What the task requires: Extract the full listing below without altering a single character.

Records to use:
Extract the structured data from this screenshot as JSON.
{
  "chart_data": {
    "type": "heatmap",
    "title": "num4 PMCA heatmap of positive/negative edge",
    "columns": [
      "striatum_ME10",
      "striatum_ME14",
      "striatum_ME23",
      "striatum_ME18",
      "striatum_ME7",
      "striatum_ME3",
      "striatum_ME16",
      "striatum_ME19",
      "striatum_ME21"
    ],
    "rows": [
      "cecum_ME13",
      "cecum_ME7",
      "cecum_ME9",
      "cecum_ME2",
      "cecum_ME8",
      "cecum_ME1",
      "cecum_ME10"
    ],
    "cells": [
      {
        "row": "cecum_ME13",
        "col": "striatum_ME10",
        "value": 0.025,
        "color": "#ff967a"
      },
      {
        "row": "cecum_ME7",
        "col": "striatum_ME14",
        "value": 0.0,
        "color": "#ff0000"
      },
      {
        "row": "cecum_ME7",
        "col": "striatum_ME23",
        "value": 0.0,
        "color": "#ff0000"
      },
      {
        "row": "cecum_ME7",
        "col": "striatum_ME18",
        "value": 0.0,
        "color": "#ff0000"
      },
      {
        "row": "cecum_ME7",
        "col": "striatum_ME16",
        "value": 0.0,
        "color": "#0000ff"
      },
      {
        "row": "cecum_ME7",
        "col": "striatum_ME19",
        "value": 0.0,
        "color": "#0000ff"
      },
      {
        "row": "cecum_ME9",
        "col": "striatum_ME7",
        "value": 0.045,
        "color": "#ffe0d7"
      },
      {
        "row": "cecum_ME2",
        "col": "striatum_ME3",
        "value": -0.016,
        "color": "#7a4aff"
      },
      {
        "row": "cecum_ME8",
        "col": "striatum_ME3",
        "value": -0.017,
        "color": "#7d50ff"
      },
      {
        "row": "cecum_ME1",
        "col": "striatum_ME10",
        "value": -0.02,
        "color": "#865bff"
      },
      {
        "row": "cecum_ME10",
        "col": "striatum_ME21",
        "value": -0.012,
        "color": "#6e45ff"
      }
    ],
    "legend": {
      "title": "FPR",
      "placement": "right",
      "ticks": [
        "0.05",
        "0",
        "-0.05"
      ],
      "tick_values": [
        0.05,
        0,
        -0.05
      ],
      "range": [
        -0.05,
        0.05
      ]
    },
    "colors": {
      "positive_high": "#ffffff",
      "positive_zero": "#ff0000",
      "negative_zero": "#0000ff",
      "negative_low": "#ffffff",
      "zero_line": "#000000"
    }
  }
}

Final result:
Extract the structured data from this screenshot as JSON.
{
  "chart_data": {
    "type": "heatmap",
    "title": "num4 PMCA heatmap of positive/negative edge",
    "columns": [
      "striatum_ME10",
      "striatum_ME14",
      "striatum_ME23",
      "striatum_ME18",
      "striatum_ME7",
      "striatum_ME3",
      "striatum_ME16",
      "striatum_ME19",
      "striatum_ME21"
    ],
    "rows": [
      "cecum_ME13",
      "cecum_ME7",
      "cecum_ME9",
      "cecum_ME2",
      "cecum_ME8",
      "cecum_ME1",
      "cecum_ME10"
    ],
    "cells": [
      {
        "row": "cecum_ME13",
        "col": "striatum_ME10",
        "value": 0.025,
        "color": "#ff967a"
      },
      {
        "row": "cecum_ME7",
        "col": "striatum_ME14",
        "value": 0.0,
        "color": "#ff0000"
      },
      {
        "row": "cecum_ME7",
        "col": "striatum_ME23",
        "value": 0.0,
        "color": "#ff0000"
      },
      {
        "row": "cecum_ME7",
        "col": "striatum_ME18",
        "value": 0.0,
        "color": "#ff0000"
      },
      {
        "row": "cecum_ME7",
        "col": "striatum_ME16",
        "value": 0.0,
        "color": "#0000ff"
      },
      {
        "row": "cecum_ME7",
        "col": "striatum_ME19",
        "value": 0.0,
        "color": "#0000ff"
      },
      {
        "row": "cecum_ME9",
        "col": "striatum_ME7",
        "value": 0.045,
        "color": "#ffe0d7"
      },
      {
        "row": "cecum_ME2",
        "col": "striatum_ME3",
        "value": -0.016,
        "color": "#7a4aff"
      },
      {
        "row": "cecum_ME8",
        "col": "striatum_ME3",
        "value": -0.017,
        "color": "#7d50ff"
      },
      {
        "row": "cecum_ME1",
        "col": "striatum_ME10",
        "value": -0.02,
        "color": "#865bff"
      },
      {
        "row": "cecum_ME10",
        "col": "striatum_ME21",
        "value": -0.012,
        "color": "#6e45ff"
      }
    ],
    "legend": {
      "title": "FPR",
      "placement": "right",
      "ticks": [
        "0.05",
        "0",
        "-0.05"
      ],
      "tick_values": [
        0.05,
        0,
        -0.05
      ],
      "range": [
        -0.05,
        0.05
      ]
    },
    "colors": {
      "positive_high": "#ffffff",
      "positive_zero": "#ff0000",
      "negative_zero": "#0000ff",
      "negative_low": "#ffffff",
      "zero_line": "#000000"
    }
  }
}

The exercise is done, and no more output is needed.